§ To do
State how many lines of the entries below hold the word "right"; reply with nothing but the number.

§ Provided material
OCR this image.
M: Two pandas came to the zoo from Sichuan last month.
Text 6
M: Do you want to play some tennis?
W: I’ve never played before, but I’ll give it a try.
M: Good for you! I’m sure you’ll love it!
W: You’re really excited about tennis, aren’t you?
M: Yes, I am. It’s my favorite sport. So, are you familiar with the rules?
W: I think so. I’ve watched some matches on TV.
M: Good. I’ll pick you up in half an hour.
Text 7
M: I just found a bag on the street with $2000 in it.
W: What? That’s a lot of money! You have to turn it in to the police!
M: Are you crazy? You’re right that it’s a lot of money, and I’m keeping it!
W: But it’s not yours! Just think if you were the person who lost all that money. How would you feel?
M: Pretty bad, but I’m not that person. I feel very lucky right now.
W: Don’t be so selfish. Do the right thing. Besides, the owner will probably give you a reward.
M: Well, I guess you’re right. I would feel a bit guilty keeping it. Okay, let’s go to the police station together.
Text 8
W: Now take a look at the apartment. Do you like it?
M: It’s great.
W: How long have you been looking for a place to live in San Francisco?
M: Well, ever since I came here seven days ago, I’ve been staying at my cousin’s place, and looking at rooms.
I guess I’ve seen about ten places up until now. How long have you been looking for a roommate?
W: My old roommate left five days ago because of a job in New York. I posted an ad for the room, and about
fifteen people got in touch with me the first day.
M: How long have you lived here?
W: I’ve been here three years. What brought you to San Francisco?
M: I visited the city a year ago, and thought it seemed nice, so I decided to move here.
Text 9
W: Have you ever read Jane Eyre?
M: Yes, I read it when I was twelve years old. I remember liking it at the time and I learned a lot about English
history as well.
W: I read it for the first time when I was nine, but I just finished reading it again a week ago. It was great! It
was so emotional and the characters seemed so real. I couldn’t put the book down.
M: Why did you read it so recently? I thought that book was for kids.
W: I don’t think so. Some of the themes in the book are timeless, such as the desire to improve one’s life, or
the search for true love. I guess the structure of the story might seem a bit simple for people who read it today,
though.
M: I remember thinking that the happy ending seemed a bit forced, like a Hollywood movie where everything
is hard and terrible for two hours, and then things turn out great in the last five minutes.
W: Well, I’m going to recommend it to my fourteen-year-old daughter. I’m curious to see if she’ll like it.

§ Complete response
4